## [Entries shown]
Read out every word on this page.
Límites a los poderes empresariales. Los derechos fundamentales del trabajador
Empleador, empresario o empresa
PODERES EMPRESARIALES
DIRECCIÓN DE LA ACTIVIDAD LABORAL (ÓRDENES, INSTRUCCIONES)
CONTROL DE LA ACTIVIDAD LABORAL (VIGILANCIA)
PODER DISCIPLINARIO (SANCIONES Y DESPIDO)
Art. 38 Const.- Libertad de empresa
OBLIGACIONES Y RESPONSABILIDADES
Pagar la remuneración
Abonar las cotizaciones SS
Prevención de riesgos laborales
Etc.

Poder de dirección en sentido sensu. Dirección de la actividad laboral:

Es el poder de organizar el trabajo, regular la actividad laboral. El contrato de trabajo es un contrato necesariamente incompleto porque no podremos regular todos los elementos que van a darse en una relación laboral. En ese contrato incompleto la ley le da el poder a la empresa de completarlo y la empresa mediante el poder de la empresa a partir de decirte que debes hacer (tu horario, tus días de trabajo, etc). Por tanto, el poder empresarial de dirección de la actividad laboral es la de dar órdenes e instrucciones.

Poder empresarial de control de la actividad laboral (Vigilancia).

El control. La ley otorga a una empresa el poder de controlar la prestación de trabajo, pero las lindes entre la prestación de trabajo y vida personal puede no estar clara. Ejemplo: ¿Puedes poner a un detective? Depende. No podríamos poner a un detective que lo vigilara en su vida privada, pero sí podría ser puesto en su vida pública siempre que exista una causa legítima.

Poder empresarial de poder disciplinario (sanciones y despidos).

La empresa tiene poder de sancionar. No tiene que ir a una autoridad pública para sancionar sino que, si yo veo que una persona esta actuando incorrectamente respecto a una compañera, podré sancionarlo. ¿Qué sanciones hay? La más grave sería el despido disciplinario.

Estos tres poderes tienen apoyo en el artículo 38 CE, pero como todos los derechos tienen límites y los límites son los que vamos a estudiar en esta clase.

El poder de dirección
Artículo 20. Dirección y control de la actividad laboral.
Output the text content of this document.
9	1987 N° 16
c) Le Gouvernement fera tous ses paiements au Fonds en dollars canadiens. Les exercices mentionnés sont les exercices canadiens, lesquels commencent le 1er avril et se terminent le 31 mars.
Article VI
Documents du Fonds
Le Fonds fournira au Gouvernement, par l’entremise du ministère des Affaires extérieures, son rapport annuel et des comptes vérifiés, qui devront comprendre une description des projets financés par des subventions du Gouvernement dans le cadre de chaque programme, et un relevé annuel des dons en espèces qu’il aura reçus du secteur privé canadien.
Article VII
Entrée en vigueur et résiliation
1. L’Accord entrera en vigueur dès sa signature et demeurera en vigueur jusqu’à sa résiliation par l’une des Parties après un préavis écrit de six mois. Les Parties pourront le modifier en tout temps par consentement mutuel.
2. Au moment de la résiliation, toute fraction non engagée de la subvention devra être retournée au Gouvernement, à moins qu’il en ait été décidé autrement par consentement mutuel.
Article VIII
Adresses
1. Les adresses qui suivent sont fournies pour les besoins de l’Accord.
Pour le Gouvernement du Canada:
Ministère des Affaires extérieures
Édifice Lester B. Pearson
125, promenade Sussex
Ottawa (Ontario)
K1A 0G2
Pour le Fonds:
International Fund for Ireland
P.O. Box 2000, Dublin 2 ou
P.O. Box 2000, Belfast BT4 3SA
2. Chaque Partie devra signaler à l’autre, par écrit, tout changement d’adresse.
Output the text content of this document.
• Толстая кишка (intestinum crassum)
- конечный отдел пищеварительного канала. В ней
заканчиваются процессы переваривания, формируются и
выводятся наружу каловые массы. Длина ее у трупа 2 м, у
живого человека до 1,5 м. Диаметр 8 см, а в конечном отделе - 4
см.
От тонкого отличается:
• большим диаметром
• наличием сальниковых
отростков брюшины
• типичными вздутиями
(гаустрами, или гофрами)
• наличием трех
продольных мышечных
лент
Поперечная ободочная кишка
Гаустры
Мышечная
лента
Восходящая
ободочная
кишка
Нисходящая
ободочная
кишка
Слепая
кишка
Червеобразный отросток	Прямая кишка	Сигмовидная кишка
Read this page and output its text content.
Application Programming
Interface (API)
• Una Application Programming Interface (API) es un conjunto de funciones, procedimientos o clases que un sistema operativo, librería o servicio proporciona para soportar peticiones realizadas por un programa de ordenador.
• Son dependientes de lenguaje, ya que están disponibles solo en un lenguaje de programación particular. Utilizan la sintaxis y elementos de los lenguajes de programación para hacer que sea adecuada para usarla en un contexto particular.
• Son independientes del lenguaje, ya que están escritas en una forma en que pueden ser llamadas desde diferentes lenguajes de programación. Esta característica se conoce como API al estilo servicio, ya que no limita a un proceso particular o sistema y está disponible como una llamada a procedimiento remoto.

## [Task requirements]
Choose all lines containing the string "sont" and copy them out.

## [The reply]
c) Le Gouvernement fera tous ses paiements au Fonds en dollars canadiens. Les exercices mentionnés sont les exercices canadiens, lesquels commencent le 1er avril et se terminent le 31 mars.
1. Les adresses qui suivent sont fournies pour les besoins de l’Accord.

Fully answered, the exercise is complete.